TASK LIST:
1 – According to the NFS idmap patch, what happens on the next call if the upcall fails and the field is still set?
2 – List every field set in the idmap_upcall_ops structure in the NFS idmap patch, with the function assigned to each.
3 – Write what comes next in the NFS idmap patch, picking up after its last line.

START TEXT UNDER STUDY

From: Bryan Schumaker <[email protected]>
idmap_pipe_downcall already clears this field if the upcall succeeds,
but if it fails (rpc.idmapd isn't running) the field will still be set
on the next call triggering a BUG_ON(). This patch tries to handle all
possible ways that the upcall could fail and clear the idmap key data
for each one.
Signed-off-by: Bryan Schumaker <[email protected]>
---
fs/nfs/idmap.c | 29 ++++++++++++++++++++++++++---
include/linux/nfs_idmap.h | 1 +
2 files changed, 27 insertions(+), 3 deletions(-)
diff --git a/fs/nfs/idmap.c b/fs/nfs/idmap.c
index 66d0e85..c2b4004 100644
--- a/fs/nfs/idmap.c
+++ b/fs/nfs/idmap.c
@@ -324,6 +324,7 @@ static ssize_t nfs_idmap_get_key(const char *name, size_t namelen,
ret = nfs_idmap_request_key(&key_type_id_resolver_legacy,
name, namelen, type, data,
data_size, idmap);
+ idmap->idmap_key_cons = NULL;
mutex_unlock(&idmap->idmap_mutex);
}
return ret;
@@ -380,11 +381,13 @@ static const match_table_t nfs_idmap_tokens = {
static int nfs_idmap_legacy_upcall(struct key_construction *, const char *, void *);
static ssize_t idmap_pipe_downcall(struct file *, const char __user *,
size_t);
+static void idmap_release_pipe(struct inode *);
static void idmap_pipe_destroy_msg(struct rpc_pipe_msg *);
static const struct rpc_pipe_ops idmap_upcall_ops = {
.upcall = rpc_pipe_generic_upcall,
.downcall = idmap_pipe_downcall,
+ .release_pipe = idmap_release_pipe,
.destroy_msg = idmap_pipe_destroy_msg,
};
@@ -616,7 +619,8 @@ void nfs_idmap_quit(void)
nfs_idmap_quit_keyring();
}
-static int nfs_idmap_prepare_message(char *desc, struct idmap_msg *im,
+static int nfs_idmap_prepare_message(char *desc, struct idmap *idmap,
+ struct idmap_msg *im,
struct rpc_pipe_msg *msg)
{
substring_t substr;
@@ -626,6 +630,7 @@ static int nfs_idmap_prepare_message(char *desc, struct idmap_msg *im,
memset(msg, 0, sizeof(*msg));
im->im_type = IDMAP_TYPE_GROUP;
+ im->im_private = idmap;
token = match_token(desc, nfs_idmap_tokens, &substr);
switch (token) {
@@ -674,7 +679,7 @@ static int nfs_idmap_legacy_upcall(struct key_construction *cons,
if (!im)
goto out1;
- ret = nfs_idmap_prepare_message(key->description, im, msg);
+ ret = nfs_idmap_prepare_message(key->description, idmap, im, msg);
if (ret < 0)
goto out2;
@@ -683,10 +688,12 @@ static int nfs_idmap_legacy_upcall(struct key_construction *cons,
ret = rpc_queue_upcall(idmap->idmap_pipe, msg);
if (ret < 0)

END TEXT UNDER STUDY
START DATA EXCERPTS

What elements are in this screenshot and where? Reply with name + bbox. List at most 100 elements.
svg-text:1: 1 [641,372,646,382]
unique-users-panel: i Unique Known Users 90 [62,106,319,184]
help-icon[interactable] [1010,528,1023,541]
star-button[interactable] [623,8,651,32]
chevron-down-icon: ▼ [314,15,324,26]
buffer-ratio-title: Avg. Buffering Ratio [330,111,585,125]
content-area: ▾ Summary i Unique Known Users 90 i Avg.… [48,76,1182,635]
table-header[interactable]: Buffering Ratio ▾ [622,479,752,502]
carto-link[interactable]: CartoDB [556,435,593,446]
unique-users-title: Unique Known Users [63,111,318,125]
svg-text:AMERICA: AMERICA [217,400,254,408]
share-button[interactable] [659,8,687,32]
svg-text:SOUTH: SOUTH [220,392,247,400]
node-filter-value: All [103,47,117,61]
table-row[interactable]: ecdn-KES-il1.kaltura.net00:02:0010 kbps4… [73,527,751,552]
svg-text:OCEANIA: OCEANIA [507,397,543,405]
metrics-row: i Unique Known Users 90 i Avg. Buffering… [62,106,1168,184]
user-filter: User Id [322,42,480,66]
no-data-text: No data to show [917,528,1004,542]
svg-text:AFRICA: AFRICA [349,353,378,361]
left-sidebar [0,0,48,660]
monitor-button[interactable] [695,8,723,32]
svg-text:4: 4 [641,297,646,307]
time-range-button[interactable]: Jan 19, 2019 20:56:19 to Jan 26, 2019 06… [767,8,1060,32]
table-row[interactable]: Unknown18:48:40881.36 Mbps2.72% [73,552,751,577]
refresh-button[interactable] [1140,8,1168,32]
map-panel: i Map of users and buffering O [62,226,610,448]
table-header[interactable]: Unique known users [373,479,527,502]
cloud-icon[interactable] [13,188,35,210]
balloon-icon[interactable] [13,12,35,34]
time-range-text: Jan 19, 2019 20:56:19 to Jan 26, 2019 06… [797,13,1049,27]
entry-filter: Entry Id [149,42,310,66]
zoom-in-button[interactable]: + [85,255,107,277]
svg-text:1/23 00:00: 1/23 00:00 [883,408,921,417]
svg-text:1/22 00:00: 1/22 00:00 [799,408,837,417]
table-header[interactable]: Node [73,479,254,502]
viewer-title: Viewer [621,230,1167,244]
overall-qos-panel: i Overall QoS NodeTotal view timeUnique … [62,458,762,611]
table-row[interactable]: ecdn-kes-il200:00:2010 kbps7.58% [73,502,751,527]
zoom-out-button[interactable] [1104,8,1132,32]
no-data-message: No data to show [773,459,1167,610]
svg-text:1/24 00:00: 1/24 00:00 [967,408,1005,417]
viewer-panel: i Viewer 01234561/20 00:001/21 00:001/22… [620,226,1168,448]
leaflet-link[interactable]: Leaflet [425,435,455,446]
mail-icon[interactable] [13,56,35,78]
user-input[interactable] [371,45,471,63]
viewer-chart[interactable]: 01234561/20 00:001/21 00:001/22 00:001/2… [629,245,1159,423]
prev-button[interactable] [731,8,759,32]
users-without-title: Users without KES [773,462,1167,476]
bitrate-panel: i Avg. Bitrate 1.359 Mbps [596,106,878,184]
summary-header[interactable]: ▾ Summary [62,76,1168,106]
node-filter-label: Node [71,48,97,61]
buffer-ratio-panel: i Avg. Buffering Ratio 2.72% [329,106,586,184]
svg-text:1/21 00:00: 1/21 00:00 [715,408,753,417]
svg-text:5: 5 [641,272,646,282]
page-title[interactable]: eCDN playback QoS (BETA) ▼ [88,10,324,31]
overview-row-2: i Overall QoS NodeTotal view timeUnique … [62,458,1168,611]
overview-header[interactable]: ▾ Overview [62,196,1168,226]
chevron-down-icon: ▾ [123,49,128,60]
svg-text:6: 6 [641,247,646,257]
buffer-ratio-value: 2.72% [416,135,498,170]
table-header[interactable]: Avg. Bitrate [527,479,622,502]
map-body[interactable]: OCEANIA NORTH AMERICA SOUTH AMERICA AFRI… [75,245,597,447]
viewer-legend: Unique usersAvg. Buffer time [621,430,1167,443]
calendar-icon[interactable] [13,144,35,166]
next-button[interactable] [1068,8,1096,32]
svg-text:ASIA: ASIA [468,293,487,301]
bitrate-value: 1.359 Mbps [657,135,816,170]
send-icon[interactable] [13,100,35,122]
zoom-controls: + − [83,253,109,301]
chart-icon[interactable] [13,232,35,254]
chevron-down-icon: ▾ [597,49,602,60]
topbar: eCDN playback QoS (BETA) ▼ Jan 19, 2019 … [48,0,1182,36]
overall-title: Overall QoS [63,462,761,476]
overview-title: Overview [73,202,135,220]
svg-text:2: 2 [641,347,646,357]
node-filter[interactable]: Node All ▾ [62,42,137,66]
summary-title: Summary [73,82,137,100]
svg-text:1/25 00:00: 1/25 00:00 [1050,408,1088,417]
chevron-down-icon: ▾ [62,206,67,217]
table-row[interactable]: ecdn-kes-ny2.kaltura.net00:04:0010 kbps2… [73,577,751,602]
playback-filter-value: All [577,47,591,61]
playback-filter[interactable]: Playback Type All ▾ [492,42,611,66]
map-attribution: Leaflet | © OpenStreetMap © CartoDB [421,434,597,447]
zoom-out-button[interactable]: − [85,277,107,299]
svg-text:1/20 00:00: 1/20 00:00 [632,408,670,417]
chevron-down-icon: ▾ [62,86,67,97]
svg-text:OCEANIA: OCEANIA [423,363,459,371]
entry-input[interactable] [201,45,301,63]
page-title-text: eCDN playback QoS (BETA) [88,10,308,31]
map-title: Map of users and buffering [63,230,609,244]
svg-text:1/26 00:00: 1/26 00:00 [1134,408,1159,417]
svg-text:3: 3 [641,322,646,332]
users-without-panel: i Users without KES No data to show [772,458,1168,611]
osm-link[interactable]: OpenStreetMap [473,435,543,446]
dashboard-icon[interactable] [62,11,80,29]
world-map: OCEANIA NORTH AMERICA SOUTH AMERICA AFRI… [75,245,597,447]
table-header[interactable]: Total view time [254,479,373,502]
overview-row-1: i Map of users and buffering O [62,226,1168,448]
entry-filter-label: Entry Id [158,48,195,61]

END DATA EXCERPTS

RESPONSES TO THE EXERCISE:
1 – It triggers a BUG_ON().

2 –
- .upcall = rpc_pipe_generic_upcall
- .downcall = idmap_pipe_downcall
- .release_pipe = idmap_release_pipe
- .destroy_msg = idmap_pipe_destroy_msg

3 –
- goto out2;
+ goto out3;
return ret;
+out3:
+ idmap->idmap_key_cons = NULL;
out2:
kfree(im);
out1:
@@ -775,11 +782,27 @@ out_incomplete:
static void
idmap_pipe_destroy_msg(struct rpc_pipe_msg *msg)
{
+ struct idmap_msg *im = msg->data;
+ struct idmap *idmap = (struct idmap *)im->im_private;
+ struct key_construction *cons;
+ if (msg->errno) {
+ cons = ACCESS_ONCE(idmap->idmap_key_cons);
+ idmap->idmap_key_cons = NULL;
+ complete_request_key(cons, msg->errno);
+ }
/* Free memory allocated in nfs_idmap_legacy_upcall() */
kfree(msg->data);
kfree(msg);
}
+static void
+idmap_release_pipe(struct inode *inode)
+{
+ struct rpc_inode *rpci = RPC_I(inode);
+ struct idmap *idmap = (struct idmap *)rpci->private;
+ idmap->idmap_key_cons = NULL;
+}
+
int nfs_map_name_to_uid(const struct nfs_server *server, const char *name, size_t namelen, __u32 *uid)
{
struct idmap *idmap = server->nfs_client->cl_idmap;
diff --git a/include/linux/nfs_idmap.h b/include/linux/nfs_idmap.h
index ece91c5..8a645c7 100644
--- a/include/linux/nfs_idmap.h
+++ b/include/linux/nfs_idmap.h
@@ -59,6 +59,7 @@ struct idmap_msg {
char im_name[IDMAP_NAMESZ];
__u32 im_id;
__u8 im_status;
+ void *im_private;
};
#ifdef __KERNEL__
--
1.7.11.4
On Thu, Aug 9, 2012 at 8:05 PM, <[email protected]> wrote:
> From: Bryan Schumaker <[email protected]>
>
> This allows the normal error-paths to handle the error, rather than
> making a special call to complete_request_key() just for this instance.
>
> Signed-off-by: Bryan Schumaker <[email protected]>
> ---
> fs/nfs/idmap.c | 6 ++----
> 1 file changed, 2 insertions(+), 4 deletions(-)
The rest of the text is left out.